**REQUIRED TASKS**:
• 1. List every dependent measure named in the abstract.
• 2. According to the abstract, how many carbon dioxide-enriched air administrations were given?
• 3. Decide whether each statement agrees with the abstract. Support each decision with a quotation from it.
(a) The study was conducted with a clinical sample.
(b) Low anxiety sensitive individuals reported similar distress whether or not they had control.
(c) The physiological measures showed significant differences across conditions.
(EXTRACTED TEXT Opens)
Date of Graduation

2001

Document Type

Dissertation/Thesis

Abstract

Although emotional control maintains a central role in contemporary models of anxiety pathology, particularly panic disorder, there is little understanding about the ways in which specific control processes alter anxiety-related responding. In the present study, offset control over eight 20% carbon dioxide-enriched air administrations was experimentally manipulated in a large nonclinical population (n = 96) varying in anxiety sensitivity (high or low) and gender. Dependent measures included self-reported anxiety, affective reports of valence, arousal, emotional control, and physiological indices of heart rate and skin conductance. High anxiety sensitive participants who lacked offset control reported significantly greater elevations in self-reported anxiety, emotional displeasure, arousal, and dyscontrol relative to their yoked counterparts with offset control. In contrast, low anxiety sensitive individuals responded with similar levels of psychological and affective distress regardless of the control manipulation. Although the provocation procedure reliably produced bodily arousal relative to baseline, at a physiological level of analysis, no significant differences emerged across conditions. These findings are discussed in relation to emotional dysregulation accounts anxious and fearful responding during recurrent interoceptive arousal, with implications for better understanding the etiology of panic disorder.
(EXTRACTED TEXT Closes)
(AVAILABLE DATA Opens)
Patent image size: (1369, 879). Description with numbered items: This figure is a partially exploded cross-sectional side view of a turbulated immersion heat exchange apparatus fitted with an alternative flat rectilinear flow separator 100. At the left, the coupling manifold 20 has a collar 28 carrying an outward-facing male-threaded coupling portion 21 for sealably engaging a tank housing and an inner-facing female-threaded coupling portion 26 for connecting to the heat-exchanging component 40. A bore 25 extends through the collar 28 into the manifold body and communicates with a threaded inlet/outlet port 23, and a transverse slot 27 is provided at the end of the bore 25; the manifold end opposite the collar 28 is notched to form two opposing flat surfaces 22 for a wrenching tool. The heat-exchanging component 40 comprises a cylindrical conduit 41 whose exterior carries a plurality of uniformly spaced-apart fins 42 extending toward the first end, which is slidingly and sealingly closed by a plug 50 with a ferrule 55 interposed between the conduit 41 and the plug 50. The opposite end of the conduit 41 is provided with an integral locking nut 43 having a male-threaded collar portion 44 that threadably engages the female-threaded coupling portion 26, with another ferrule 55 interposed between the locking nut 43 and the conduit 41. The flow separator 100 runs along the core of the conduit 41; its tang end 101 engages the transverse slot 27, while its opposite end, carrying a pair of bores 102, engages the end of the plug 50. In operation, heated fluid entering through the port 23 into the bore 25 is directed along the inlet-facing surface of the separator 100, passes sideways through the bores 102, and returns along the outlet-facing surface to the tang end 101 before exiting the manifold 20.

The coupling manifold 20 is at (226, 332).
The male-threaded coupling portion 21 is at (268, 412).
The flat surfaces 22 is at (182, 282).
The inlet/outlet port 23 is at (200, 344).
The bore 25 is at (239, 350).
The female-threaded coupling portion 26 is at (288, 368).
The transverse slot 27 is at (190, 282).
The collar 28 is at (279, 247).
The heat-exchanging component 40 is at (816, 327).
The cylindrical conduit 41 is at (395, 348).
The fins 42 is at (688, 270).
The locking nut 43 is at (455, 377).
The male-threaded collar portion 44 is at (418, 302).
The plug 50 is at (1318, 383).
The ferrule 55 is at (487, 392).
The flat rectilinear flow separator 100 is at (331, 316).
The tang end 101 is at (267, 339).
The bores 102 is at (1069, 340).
(AVAILABLE DATA Closes)
**RESPONSES FOR EACH TASK**:
• 1.
- Self-reported anxiety
- Valence
- Arousal
- Emotional control
- Heart rate
- Skin conductance

• 2. Eight.

• 3.
(a) No: "in a large nonclinical population (n = 96)"
(b) Yes: "low anxiety sensitive individuals responded with similar levels of psychological and affective distress regardless of the control manipulation"
(c) No: "at a physiological level of analysis, no significant differences emerged across conditions"